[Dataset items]

########

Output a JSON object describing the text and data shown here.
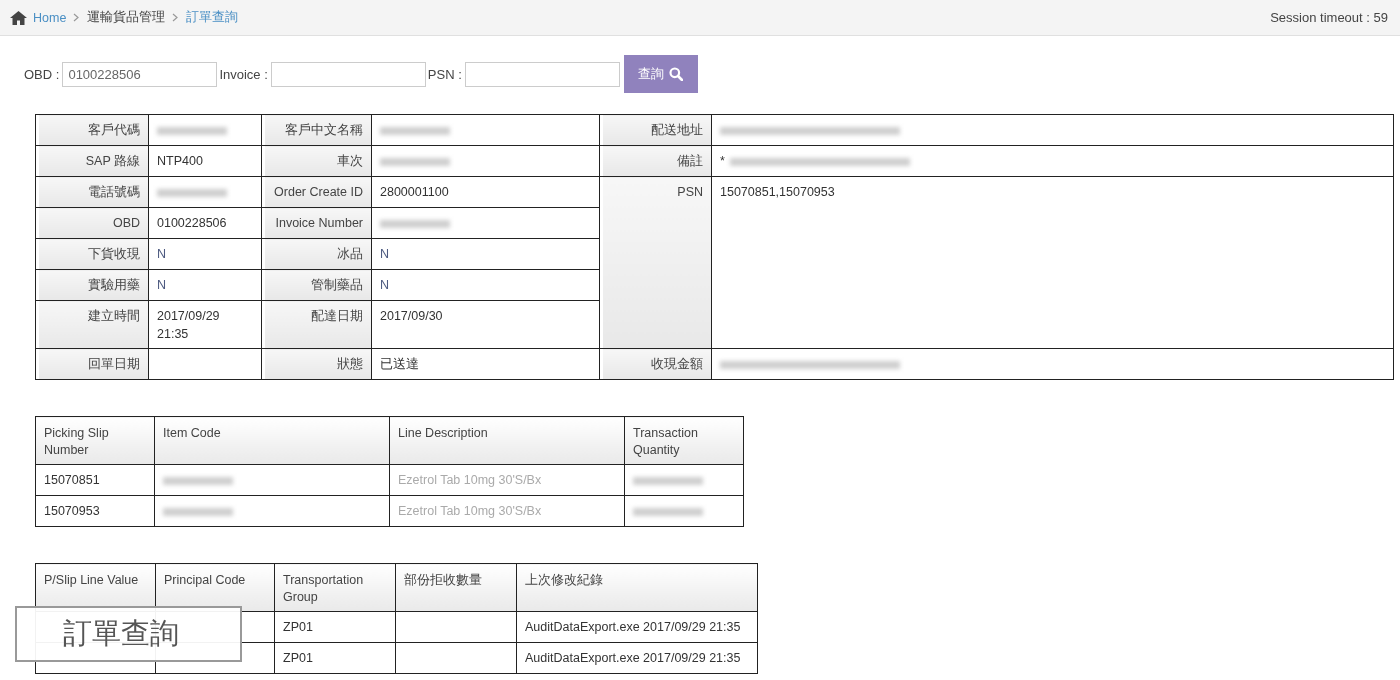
{
  "breadcrumb": [
    {
      "label": "Home",
      "kind": "home"
    },
    {
      "label": "運輸貨品管理",
      "kind": "plain"
    },
    {
      "label": "訂單查詢",
      "kind": "current"
    }
  ],
  "session": "Session timeout : 59",
  "search": {
    "fields": [
      {
        "label": "OBD :",
        "value": "0100228506"
      },
      {
        "label": "Invoice :"
      },
      {
        "label": "PSN :"
      }
    ],
    "button": "查詢"
  },
  "details": {
    "left_rows": [
      [
        {
          "label": "客戶代碼",
          "redacted": true
        },
        {
          "label": "客戶中文名稱",
          "redacted": true
        }
      ],
      [
        {
          "label": "SAP 路線",
          "value": "NTP400"
        },
        {
          "label": "車次",
          "redacted": true
        }
      ],
      [
        {
          "label": "電話號碼",
          "redacted": true
        },
        {
          "label": "Order Create ID",
          "value": "2800001100"
        }
      ],
      [
        {
          "label": "OBD",
          "value": "0100228506"
        },
        {
          "label": "Invoice Number",
          "redacted": true
        }
      ],
      [
        {
          "label": "下貨收現",
          "value": "N",
          "kind": "flag"
        },
        {
          "label": "冰品",
          "value": "N",
          "kind": "flag"
        }
      ],
      [
        {
          "label": "實驗用藥",
          "value": "N",
          "kind": "flag"
        },
        {
          "label": "管制藥品",
          "value": "N",
          "kind": "flag"
        }
      ],
      [
        {
          "label": "建立時間",
          "value": "2017/09/29 21:35",
          "kind": "tall"
        },
        {
          "label": "配達日期",
          "value": "2017/09/30"
        }
      ],
      [
        {
          "label": "回單日期"
        },
        {
          "label": "狀態",
          "value": "已送達"
        }
      ]
    ],
    "right": [
      {
        "label": "配送地址",
        "redacted": true,
        "kind": "short"
      },
      {
        "label": "備註",
        "value": "*",
        "redacted": true,
        "kind": "short"
      },
      {
        "label": "PSN",
        "value": "15070851,15070953",
        "kind": "tall"
      },
      {
        "label": "收現金額",
        "redacted": true,
        "kind": "short"
      }
    ]
  },
  "picking": {
    "columns": [
      "Picking Slip Number",
      "Item Code",
      "Line Description",
      "Transaction Quantity"
    ],
    "rows": [
      [
        {
          "text": "15070851"
        },
        {
          "redacted": true
        },
        {
          "text": "Ezetrol Tab 10mg 30'S/Bx",
          "kind": "faint"
        },
        {
          "redacted": true
        }
      ],
      [
        {
          "text": "15070953"
        },
        {
          "redacted": true
        },
        {
          "text": "Ezetrol Tab 10mg 30'S/Bx",
          "kind": "faint"
        },
        {
          "redacted": true
        }
      ]
    ]
  },
  "lines": {
    "columns": [
      "P/Slip Line Value",
      "Principal Code",
      "Transportation Group",
      "部份拒收數量",
      "上次修改紀錄"
    ],
    "rows": [
      [
        {},
        {},
        {
          "text": "ZP01"
        },
        {},
        {
          "text": "AuditDataExport.exe 2017/09/29 21:35"
        }
      ],
      [
        {},
        {},
        {
          "text": "ZP01"
        },
        {},
        {
          "text": "AuditDataExport.exe 2017/09/29 21:35"
        }
      ]
    ]
  },
  "overlay": {
    "title": "訂單查詢"
  }
}
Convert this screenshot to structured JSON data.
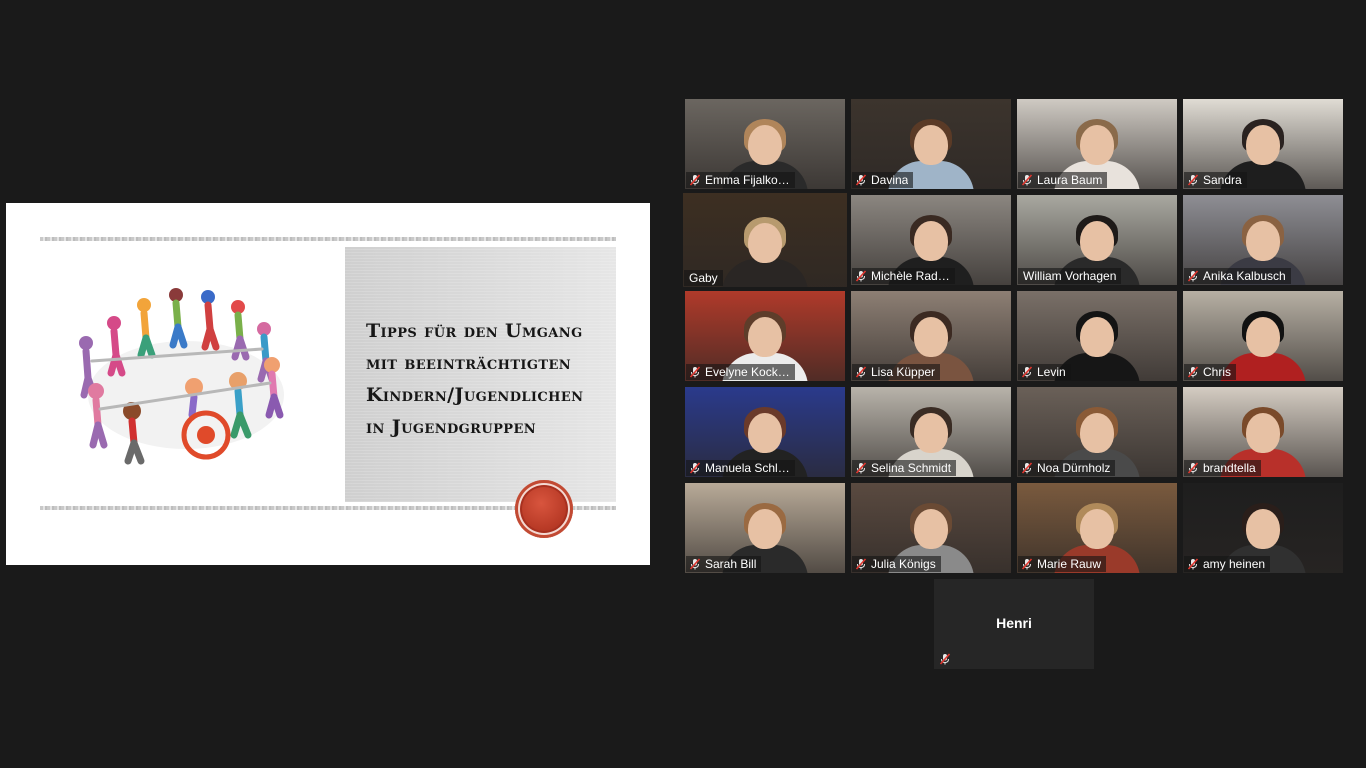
{
  "slide": {
    "title": "Tipps für den Umgang mit beeinträchtigten Kindern/Jugendlichen in Jugendgruppen"
  },
  "participants": [
    {
      "name": "Emma Fijalko…",
      "muted": true,
      "bg": "#6b6660",
      "hair": "#b0855a",
      "shirt": "#2a2a2a"
    },
    {
      "name": "Davina",
      "muted": true,
      "bg": "#3c342d",
      "hair": "#5a3a26",
      "shirt": "#9fb4c8"
    },
    {
      "name": "Laura Baum",
      "muted": true,
      "bg": "#cfcac3",
      "hair": "#8a6a4a",
      "shirt": "#e8e2dc"
    },
    {
      "name": "Sandra",
      "muted": true,
      "bg": "#e0dcd4",
      "hair": "#2a2220",
      "shirt": "#1e1e1e"
    },
    {
      "name": "Gaby",
      "muted": false,
      "speaking": true,
      "bg": "#3d2f22",
      "hair": "#b79a6e",
      "shirt": "#2a2624"
    },
    {
      "name": "Michèle Rad…",
      "muted": true,
      "bg": "#8b8680",
      "hair": "#3a2a22",
      "shirt": "#1f1f1f"
    },
    {
      "name": "William Vorhagen",
      "muted": false,
      "bg": "#a9a8a0",
      "hair": "#1e1a18",
      "shirt": "#2a2a2a"
    },
    {
      "name": "Anika Kalbusch",
      "muted": true,
      "bg": "#8e8e94",
      "hair": "#8a6242",
      "shirt": "#3b3b44"
    },
    {
      "name": "Evelyne Kock…",
      "muted": true,
      "bg": "#b03a2a",
      "hair": "#5e3d2a",
      "shirt": "#ececec"
    },
    {
      "name": "Lisa Küpper",
      "muted": true,
      "bg": "#8d7f74",
      "hair": "#3c2a22",
      "shirt": "#7a5440"
    },
    {
      "name": "Levin",
      "muted": true,
      "bg": "#7a7068",
      "hair": "#141414",
      "shirt": "#161616"
    },
    {
      "name": "Chris",
      "muted": true,
      "bg": "#b7b0a4",
      "hair": "#111111",
      "shirt": "#b02020"
    },
    {
      "name": "Manuela Schl…",
      "muted": true,
      "bg": "#2a3a8c",
      "hair": "#6a3a2a",
      "shirt": "#222222"
    },
    {
      "name": "Selina Schmidt",
      "muted": true,
      "bg": "#b8b3aa",
      "hair": "#3a2c24",
      "shirt": "#d8d4cc"
    },
    {
      "name": "Noa Dürnholz",
      "muted": true,
      "bg": "#6a6058",
      "hair": "#8a5a36",
      "shirt": "#4a4a4a"
    },
    {
      "name": "brandtella",
      "muted": true,
      "bg": "#d4ccc2",
      "hair": "#7a4a2a",
      "shirt": "#b8302a"
    },
    {
      "name": "Sarah Bill",
      "muted": true,
      "bg": "#b8aa98",
      "hair": "#9a6a42",
      "shirt": "#2a2a2a"
    },
    {
      "name": "Julia Königs",
      "muted": true,
      "bg": "#5a4a40",
      "hair": "#6a4a34",
      "shirt": "#8a8a8a"
    },
    {
      "name": "Marie Rauw",
      "muted": true,
      "bg": "#7a5a3e",
      "hair": "#b08a5a",
      "shirt": "#9a3a2a"
    },
    {
      "name": "amy heinen",
      "muted": true,
      "bg": "#1e1e1e",
      "hair": "#2a1e1a",
      "shirt": "#303030"
    }
  ],
  "audio_only": {
    "name": "Henri",
    "muted": true
  }
}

########

# [WORK REQUIRED]
Restate each entry word for word, please, but drop any images it holds.

# [COMPLETE RESPONSE]
Output a JSON object describing the text and data shown here.
{
  "breadcrumb": [
    {
      "label": "Home",
      "kind": "home"
    },
    {
      "label": "運輸貨品管理",
      "kind": "plain"
    },
    {
      "label": "訂單查詢",
      "kind": "current"
    }
  ],
  "session": "Session timeout : 59",
  "search": {
    "fields": [
      {
        "label": "OBD :",
        "value": "0100228506"
      },
      {
        "label": "Invoice :"
      },
      {
        "label": "PSN :"
      }
    ],
    "button": "查詢"
  },
  "details": {
    "left_rows": [
      [
        {
          "label": "客戶代碼",
          "redacted": true
        },
        {
          "label": "客戶中文名稱",
          "redacted": true
        }
      ],
      [
        {
          "label": "SAP 路線",
          "value": "NTP400"
        },
        {
          "label": "車次",
          "redacted": true
        }
      ],
      [
        {
          "label": "電話號碼",
          "redacted": true
        },
        {
          "label": "Order Create ID",
          "value": "2800001100"
        }
      ],
      [
        {
          "label": "OBD",
          "value": "0100228506"
        },
        {
          "label": "Invoice Number",
          "redacted": true
        }
      ],
      [
        {
          "label": "下貨收現",
          "value": "N",
          "kind": "flag"
        },
        {
          "label": "冰品",
          "value": "N",
          "kind": "flag"
        }
      ],
      [
        {
          "label": "實驗用藥",
          "value": "N",
          "kind": "flag"
        },
        {
          "label": "管制藥品",
          "value": "N",
          "kind": "flag"
        }
      ],
      [
        {
          "label": "建立時間",
          "value": "2017/09/29 21:35",
          "kind": "tall"
        },
        {
          "label": "配達日期",
          "value": "2017/09/30"
        }
      ],
      [
        {
          "label": "回單日期"
        },
        {
          "label": "狀態",
          "value": "已送達"
        }
      ]
    ],
    "right": [
      {
        "label": "配送地址",
        "redacted": true,
        "kind": "short"
      },
      {
        "label": "備註",
        "value": "*",
        "redacted": true,
        "kind": "short"
      },
      {
        "label": "PSN",
        "value": "15070851,15070953",
        "kind": "tall"
      },
      {
        "label": "收現金額",
        "redacted": true,
        "kind": "short"
      }
    ]
  },
  "picking": {
    "columns": [
      "Picking Slip Number",
      "Item Code",
      "Line Description",
      "Transaction Quantity"
    ],
    "rows": [
      [
        {
          "text": "15070851"
        },
        {
          "redacted": true
        },
        {
          "text": "Ezetrol Tab 10mg 30'S/Bx",
          "kind": "faint"
        },
        {
          "redacted": true
        }
      ],
      [
        {
          "text": "15070953"
        },
        {
          "redacted": true
        },
        {
          "text": "Ezetrol Tab 10mg 30'S/Bx",
          "kind": "faint"
        },
        {
          "redacted": true
        }
      ]
    ]
  },
  "lines": {
    "columns": [
      "P/Slip Line Value",
      "Principal Code",
      "Transportation Group",
      "部份拒收數量",
      "上次修改紀錄"
    ],
    "rows": [
      [
        {},
        {},
        {
          "text": "ZP01"
        },
        {},
        {
          "text": "AuditDataExport.exe 2017/09/29 21:35"
        }
      ],
      [
        {},
        {},
        {
          "text": "ZP01"
        },
        {},
        {
          "text": "AuditDataExport.exe 2017/09/29 21:35"
        }
      ]
    ]
  },
  "overlay": {
    "title": "訂單查詢"
  }
}
Convert this screenshot to structured JSON data.
{
  "slide": {
    "title": "Tipps für den Umgang mit beeinträchtigten Kindern/Jugendlichen in Jugendgruppen"
  },
  "participants": [
    {
      "name": "Emma Fijalko…",
      "muted": true,
      "bg": "#6b6660",
      "hair": "#b0855a",
      "shirt": "#2a2a2a"
    },
    {
      "name": "Davina",
      "muted": true,
      "bg": "#3c342d",
      "hair": "#5a3a26",
      "shirt": "#9fb4c8"
    },
    {
      "name": "Laura Baum",
      "muted": true,
      "bg": "#cfcac3",
      "hair": "#8a6a4a",
      "shirt": "#e8e2dc"
    },
    {
      "name": "Sandra",
      "muted": true,
      "bg": "#e0dcd4",
      "hair": "#2a2220",
      "shirt": "#1e1e1e"
    },
    {
      "name": "Gaby",
      "muted": false,
      "speaking": true,
      "bg": "#3d2f22",
      "hair": "#b79a6e",
      "shirt": "#2a2624"
    },
    {
      "name": "Michèle Rad…",
      "muted": true,
      "bg": "#8b8680",
      "hair": "#3a2a22",
      "shirt": "#1f1f1f"
    },
    {
      "name": "William Vorhagen",
      "muted": false,
      "bg": "#a9a8a0",
      "hair": "#1e1a18",
      "shirt": "#2a2a2a"
    },
    {
      "name": "Anika Kalbusch",
      "muted": true,
      "bg": "#8e8e94",
      "hair": "#8a6242",
      "shirt": "#3b3b44"
    },
    {
      "name": "Evelyne Kock…",
      "muted": true,
      "bg": "#b03a2a",
      "hair": "#5e3d2a",
      "shirt": "#ececec"
    },
    {
      "name": "Lisa Küpper",
      "muted": true,
      "bg": "#8d7f74",
      "hair": "#3c2a22",
      "shirt": "#7a5440"
    },
    {
      "name": "Levin",
      "muted": true,
      "bg": "#7a7068",
      "hair": "#141414",
      "shirt": "#161616"
    },
    {
      "name": "Chris",
      "muted": true,
      "bg": "#b7b0a4",
      "hair": "#111111",
      "shirt": "#b02020"
    },
    {
      "name": "Manuela Schl…",
      "muted": true,
      "bg": "#2a3a8c",
      "hair": "#6a3a2a",
      "shirt": "#222222"
    },
    {
      "name": "Selina Schmidt",
      "muted": true,
      "bg": "#b8b3aa",
      "hair": "#3a2c24",
      "shirt": "#d8d4cc"
    },
    {
      "name": "Noa Dürnholz",
      "muted": true,
      "bg": "#6a6058",
      "hair": "#8a5a36",
      "shirt": "#4a4a4a"
    },
    {
      "name": "brandtella",
      "muted": true,
      "bg": "#d4ccc2",
      "hair": "#7a4a2a",
      "shirt": "#b8302a"
    },
    {
      "name": "Sarah Bill",
      "muted": true,
      "bg": "#b8aa98",
      "hair": "#9a6a42",
      "shirt": "#2a2a2a"
    },
    {
      "name": "Julia Königs",
      "muted": true,
      "bg": "#5a4a40",
      "hair": "#6a4a34",
      "shirt": "#8a8a8a"
    },
    {
      "name": "Marie Rauw",
      "muted": true,
      "bg": "#7a5a3e",
      "hair": "#b08a5a",
      "shirt": "#9a3a2a"
    },
    {
      "name": "amy heinen",
      "muted": true,
      "bg": "#1e1e1e",
      "hair": "#2a1e1a",
      "shirt": "#303030"
    }
  ],
  "audio_only": {
    "name": "Henri",
    "muted": true
  }
}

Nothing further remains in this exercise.